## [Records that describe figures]
★ ★ ★ ★ ★
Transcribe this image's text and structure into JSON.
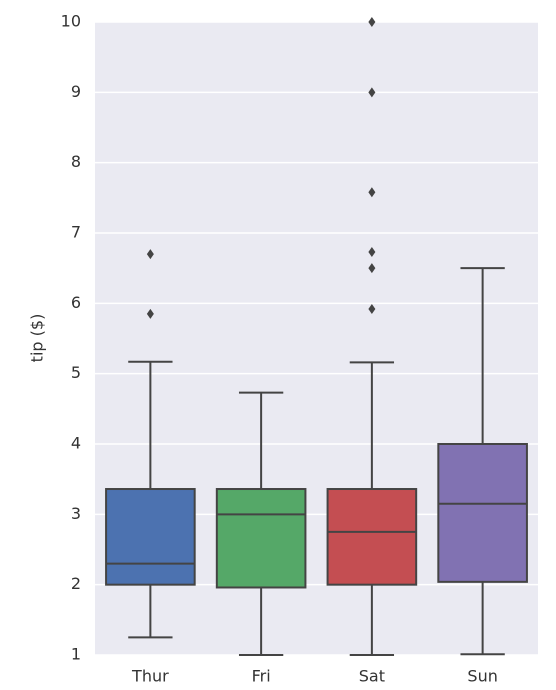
{
  "chart_data": {
    "type": "box",
    "ylabel": "tip ($)",
    "categories": [
      "Thur",
      "Fri",
      "Sat",
      "Sun"
    ],
    "colors": [
      "#4c72b0",
      "#55a868",
      "#c44e52",
      "#8172b2"
    ],
    "boxes": [
      {
        "low": 1.25,
        "q1": 2.0,
        "median": 2.3,
        "q3": 3.36,
        "high": 5.17,
        "outliers": [
          5.85,
          6.7
        ]
      },
      {
        "low": 1.0,
        "q1": 1.96,
        "median": 3.0,
        "q3": 3.36,
        "high": 4.73,
        "outliers": []
      },
      {
        "low": 1.0,
        "q1": 2.0,
        "median": 2.75,
        "q3": 3.36,
        "high": 5.16,
        "outliers": [
          5.92,
          6.5,
          6.73,
          7.58,
          9.0,
          10.0
        ]
      },
      {
        "low": 1.01,
        "q1": 2.04,
        "median": 3.15,
        "q3": 4.0,
        "high": 6.5,
        "outliers": []
      }
    ],
    "ylim": [
      1,
      10
    ],
    "yticks": [
      1,
      2,
      3,
      4,
      5,
      6,
      7,
      8,
      9,
      10
    ],
    "grid": true
  }
}
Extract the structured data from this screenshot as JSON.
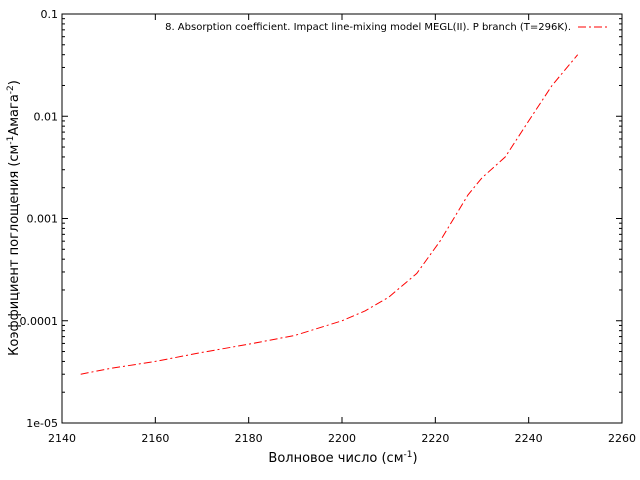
{
  "chart_data": {
    "type": "line",
    "x_axis": {
      "label": "Волновое число (см",
      "label_sup": "-1",
      "label_end": ")",
      "range": [
        2140,
        2260
      ],
      "ticks": [
        2140,
        2160,
        2180,
        2200,
        2220,
        2240,
        2260
      ],
      "tick_labels": [
        "2140",
        "2160",
        "2180",
        "2200",
        "2220",
        "2240",
        "2260"
      ]
    },
    "y_axis": {
      "label": "Коэффициент поглощения (см",
      "label_sup1": "-1",
      "label_mid": "Амага",
      "label_sup2": "-2",
      "label_end": ")",
      "scale": "log",
      "range": [
        1e-05,
        0.1
      ],
      "ticks": [
        1e-05,
        0.0001,
        0.001,
        0.01,
        0.1
      ],
      "tick_labels": [
        "1e-05",
        "0.0001",
        "0.001",
        "0.01",
        "0.1"
      ]
    },
    "grid": false,
    "legend_position": "top-right",
    "series": [
      {
        "name": "8. Absorption coefficient. Impact line-mixing model MEGL(II). P branch (T=296K).",
        "color": "#ff0000",
        "line_style": "dash-dot",
        "x": [
          2144,
          2150,
          2160,
          2170,
          2180,
          2190,
          2200,
          2205,
          2210,
          2216,
          2221,
          2227,
          2230,
          2235,
          2240,
          2245,
          2250.5
        ],
        "y": [
          3e-05,
          3.4e-05,
          4e-05,
          4.9e-05,
          5.9e-05,
          7.2e-05,
          0.0001,
          0.000125,
          0.00017,
          0.00029,
          0.0006,
          0.0017,
          0.0025,
          0.004,
          0.009,
          0.02,
          0.04
        ]
      }
    ]
  }
}
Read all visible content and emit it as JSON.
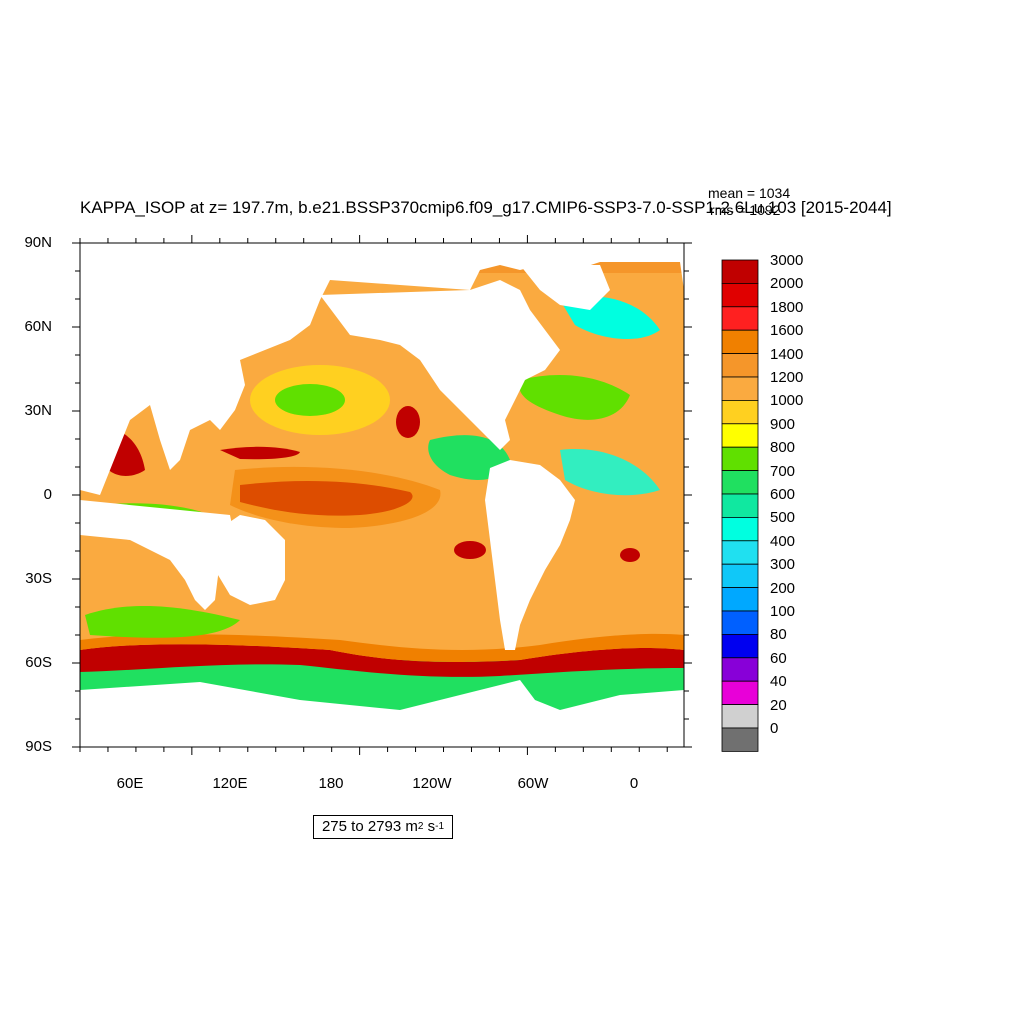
★ ★ ★ ★ ★
## [The task]
Give only the count of lines in which the string "median" appears.

## [Response below]
4